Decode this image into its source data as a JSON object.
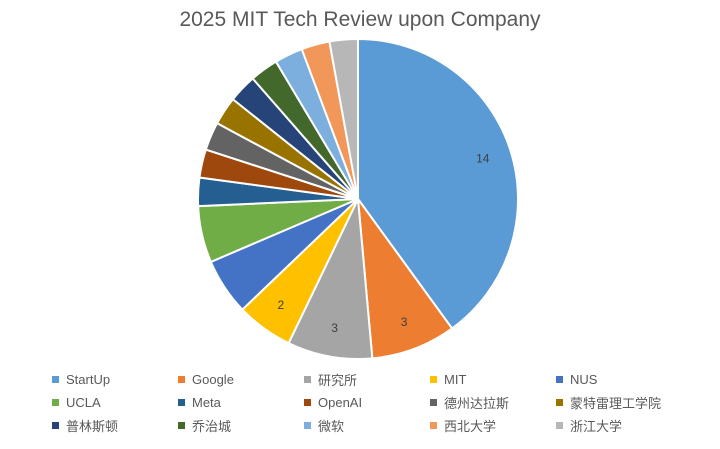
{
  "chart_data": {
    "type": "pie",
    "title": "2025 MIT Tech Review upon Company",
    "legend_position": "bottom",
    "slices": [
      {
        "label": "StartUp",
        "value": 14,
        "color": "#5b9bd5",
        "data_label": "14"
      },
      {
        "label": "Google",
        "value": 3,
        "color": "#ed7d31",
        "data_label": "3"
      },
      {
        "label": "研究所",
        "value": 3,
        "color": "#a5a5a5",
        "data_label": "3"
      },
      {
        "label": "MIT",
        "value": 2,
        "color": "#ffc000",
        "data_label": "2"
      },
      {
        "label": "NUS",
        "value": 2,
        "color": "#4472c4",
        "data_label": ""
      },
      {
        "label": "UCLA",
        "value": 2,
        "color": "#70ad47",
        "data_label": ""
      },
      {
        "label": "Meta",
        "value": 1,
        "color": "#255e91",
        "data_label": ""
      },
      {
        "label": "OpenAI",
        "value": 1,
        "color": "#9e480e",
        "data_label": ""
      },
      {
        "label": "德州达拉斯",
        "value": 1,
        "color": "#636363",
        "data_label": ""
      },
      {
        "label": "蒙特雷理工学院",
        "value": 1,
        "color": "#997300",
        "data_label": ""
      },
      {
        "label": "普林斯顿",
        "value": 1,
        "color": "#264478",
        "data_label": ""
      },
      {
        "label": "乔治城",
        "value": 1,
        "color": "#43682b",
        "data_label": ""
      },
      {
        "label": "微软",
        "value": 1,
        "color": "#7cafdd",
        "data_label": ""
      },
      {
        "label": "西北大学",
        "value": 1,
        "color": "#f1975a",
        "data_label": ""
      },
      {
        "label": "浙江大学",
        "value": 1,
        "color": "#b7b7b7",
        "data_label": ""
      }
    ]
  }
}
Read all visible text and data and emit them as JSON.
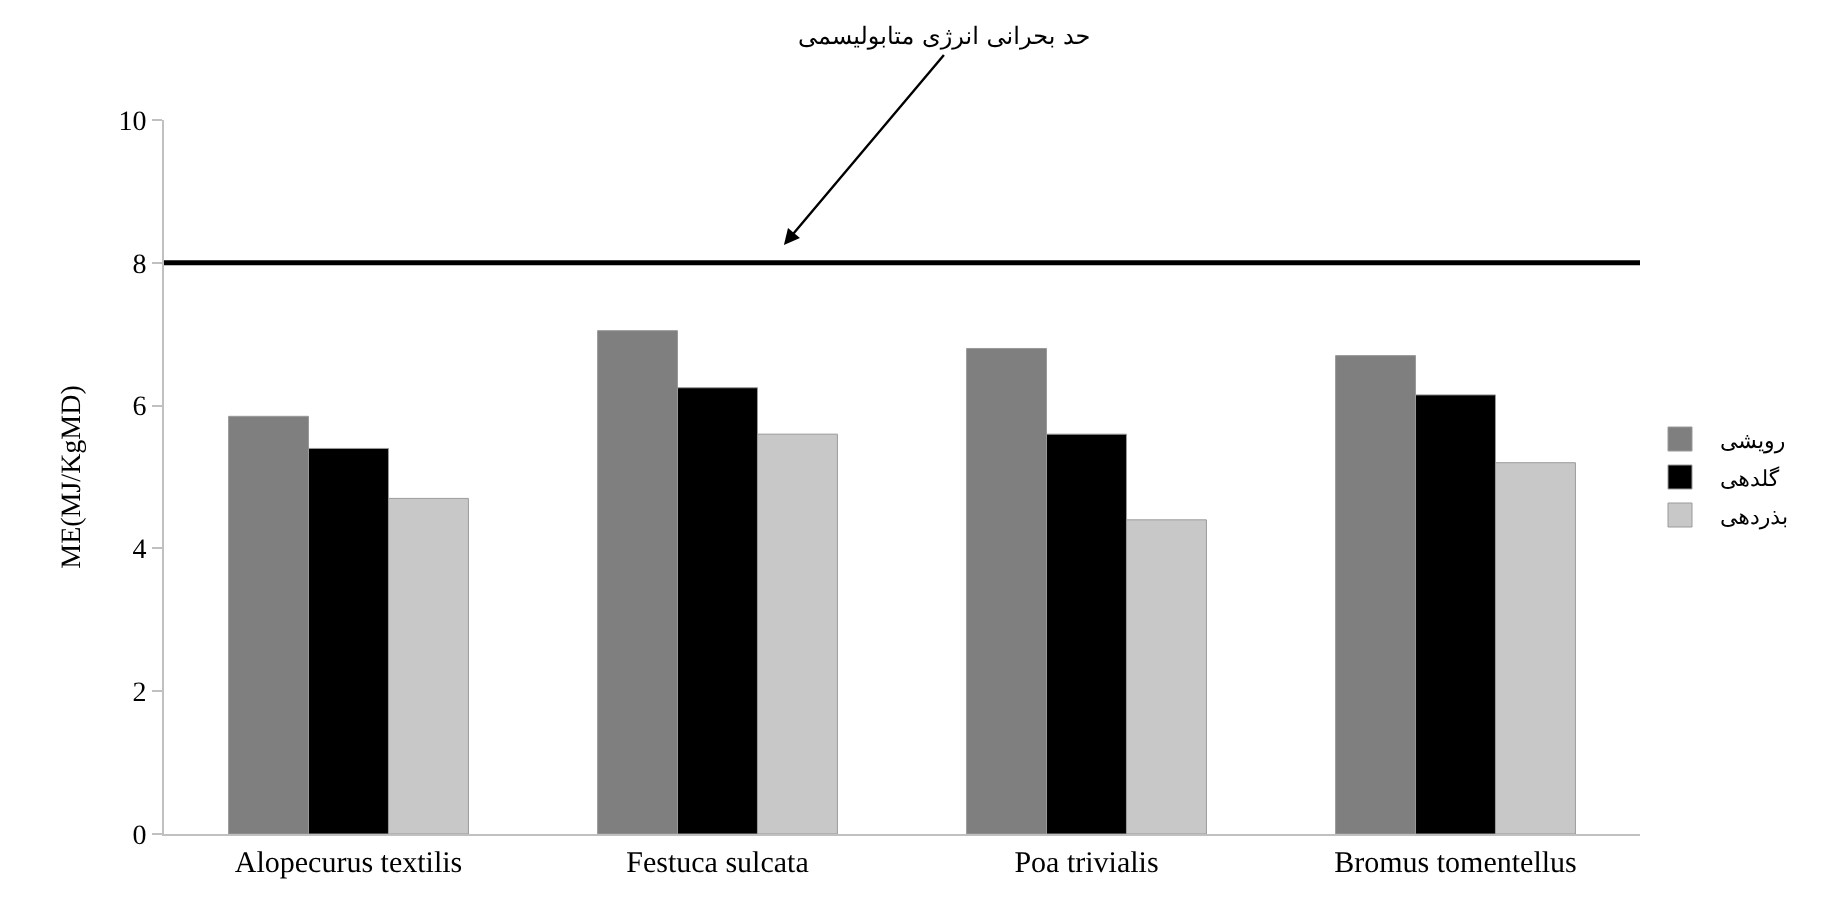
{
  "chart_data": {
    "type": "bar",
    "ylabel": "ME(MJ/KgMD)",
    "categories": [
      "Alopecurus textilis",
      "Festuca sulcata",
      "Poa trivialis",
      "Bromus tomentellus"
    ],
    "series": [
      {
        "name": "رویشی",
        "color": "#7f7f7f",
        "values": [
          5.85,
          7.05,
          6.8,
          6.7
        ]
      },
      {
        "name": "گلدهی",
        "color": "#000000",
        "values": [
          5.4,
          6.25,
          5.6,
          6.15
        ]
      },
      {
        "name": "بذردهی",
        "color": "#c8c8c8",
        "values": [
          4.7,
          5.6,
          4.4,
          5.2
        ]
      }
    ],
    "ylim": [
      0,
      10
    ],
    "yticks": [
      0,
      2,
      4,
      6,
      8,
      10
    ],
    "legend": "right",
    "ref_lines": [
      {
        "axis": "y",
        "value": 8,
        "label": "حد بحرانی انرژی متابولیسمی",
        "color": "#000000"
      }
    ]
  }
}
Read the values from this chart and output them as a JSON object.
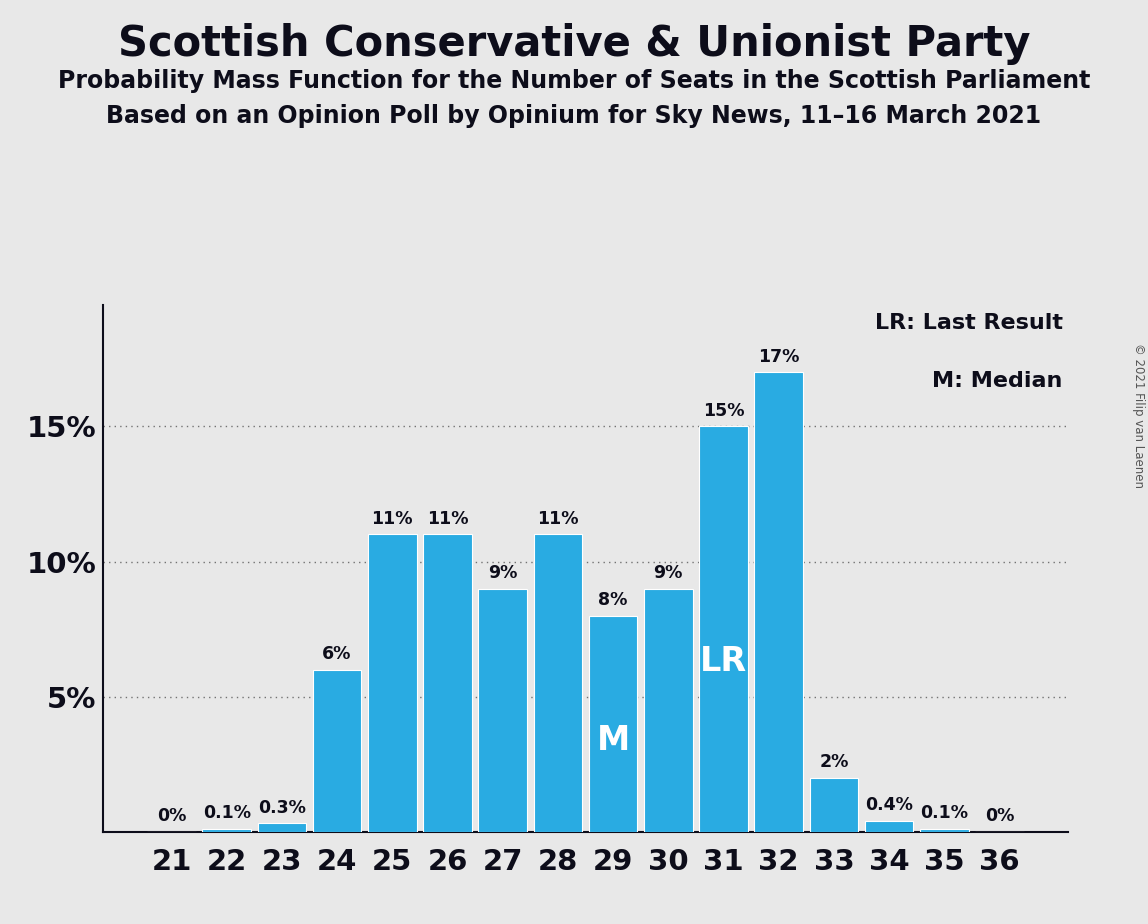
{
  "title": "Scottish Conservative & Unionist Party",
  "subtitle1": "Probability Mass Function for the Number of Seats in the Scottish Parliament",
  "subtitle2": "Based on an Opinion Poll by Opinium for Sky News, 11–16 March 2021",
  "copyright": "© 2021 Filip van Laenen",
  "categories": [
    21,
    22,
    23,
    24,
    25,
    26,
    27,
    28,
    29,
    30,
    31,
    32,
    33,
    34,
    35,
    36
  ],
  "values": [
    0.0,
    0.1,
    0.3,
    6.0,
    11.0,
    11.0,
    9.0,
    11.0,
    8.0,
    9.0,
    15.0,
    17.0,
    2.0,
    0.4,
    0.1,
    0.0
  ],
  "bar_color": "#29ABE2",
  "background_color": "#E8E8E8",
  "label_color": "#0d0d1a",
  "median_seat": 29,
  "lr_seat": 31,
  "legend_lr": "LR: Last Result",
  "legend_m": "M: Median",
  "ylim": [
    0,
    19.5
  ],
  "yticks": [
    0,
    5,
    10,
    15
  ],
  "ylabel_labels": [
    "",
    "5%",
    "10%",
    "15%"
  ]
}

+-------+

### BRIEF
The entries above are to be returned exactly, without their pictures.

### EXERCISE RESULT
Decode this image into its source data as a JSON object.
{
  "chart_data": {
    "type": "pie",
    "title": "2025 MIT Tech Review upon Company",
    "legend_position": "bottom",
    "slices": [
      {
        "label": "StartUp",
        "value": 14,
        "color": "#5b9bd5",
        "data_label": "14"
      },
      {
        "label": "Google",
        "value": 3,
        "color": "#ed7d31",
        "data_label": "3"
      },
      {
        "label": "研究所",
        "value": 3,
        "color": "#a5a5a5",
        "data_label": "3"
      },
      {
        "label": "MIT",
        "value": 2,
        "color": "#ffc000",
        "data_label": "2"
      },
      {
        "label": "NUS",
        "value": 2,
        "color": "#4472c4",
        "data_label": ""
      },
      {
        "label": "UCLA",
        "value": 2,
        "color": "#70ad47",
        "data_label": ""
      },
      {
        "label": "Meta",
        "value": 1,
        "color": "#255e91",
        "data_label": ""
      },
      {
        "label": "OpenAI",
        "value": 1,
        "color": "#9e480e",
        "data_label": ""
      },
      {
        "label": "德州达拉斯",
        "value": 1,
        "color": "#636363",
        "data_label": ""
      },
      {
        "label": "蒙特雷理工学院",
        "value": 1,
        "color": "#997300",
        "data_label": ""
      },
      {
        "label": "普林斯顿",
        "value": 1,
        "color": "#264478",
        "data_label": ""
      },
      {
        "label": "乔治城",
        "value": 1,
        "color": "#43682b",
        "data_label": ""
      },
      {
        "label": "微软",
        "value": 1,
        "color": "#7cafdd",
        "data_label": ""
      },
      {
        "label": "西北大学",
        "value": 1,
        "color": "#f1975a",
        "data_label": ""
      },
      {
        "label": "浙江大学",
        "value": 1,
        "color": "#b7b7b7",
        "data_label": ""
      }
    ]
  }
}
Read all visible text and data and emit them as JSON.
{
  "chart_data": {
    "type": "bar",
    "ylabel": "ME(MJ/KgMD)",
    "categories": [
      "Alopecurus textilis",
      "Festuca sulcata",
      "Poa trivialis",
      "Bromus tomentellus"
    ],
    "series": [
      {
        "name": "رویشی",
        "color": "#7f7f7f",
        "values": [
          5.85,
          7.05,
          6.8,
          6.7
        ]
      },
      {
        "name": "گلدهی",
        "color": "#000000",
        "values": [
          5.4,
          6.25,
          5.6,
          6.15
        ]
      },
      {
        "name": "بذردهی",
        "color": "#c8c8c8",
        "values": [
          4.7,
          5.6,
          4.4,
          5.2
        ]
      }
    ],
    "ylim": [
      0,
      10
    ],
    "yticks": [
      0,
      2,
      4,
      6,
      8,
      10
    ],
    "legend": "right",
    "ref_lines": [
      {
        "axis": "y",
        "value": 8,
        "label": "حد بحرانی انرژی متابولیسمی",
        "color": "#000000"
      }
    ]
  }
}
Read the values from this chart and output them as a JSON object.
{
  "title": "Scottish Conservative & Unionist Party",
  "subtitle1": "Probability Mass Function for the Number of Seats in the Scottish Parliament",
  "subtitle2": "Based on an Opinion Poll by Opinium for Sky News, 11–16 March 2021",
  "copyright": "© 2021 Filip van Laenen",
  "categories": [
    21,
    22,
    23,
    24,
    25,
    26,
    27,
    28,
    29,
    30,
    31,
    32,
    33,
    34,
    35,
    36
  ],
  "values": [
    0.0,
    0.1,
    0.3,
    6.0,
    11.0,
    11.0,
    9.0,
    11.0,
    8.0,
    9.0,
    15.0,
    17.0,
    2.0,
    0.4,
    0.1,
    0.0
  ],
  "bar_color": "#29ABE2",
  "background_color": "#E8E8E8",
  "label_color": "#0d0d1a",
  "median_seat": 29,
  "lr_seat": 31,
  "legend_lr": "LR: Last Result",
  "legend_m": "M: Median",
  "ylim": [
    0,
    19.5
  ],
  "yticks": [
    0,
    5,
    10,
    15
  ],
  "ylabel_labels": [
    "",
    "5%",
    "10%",
    "15%"
  ]
}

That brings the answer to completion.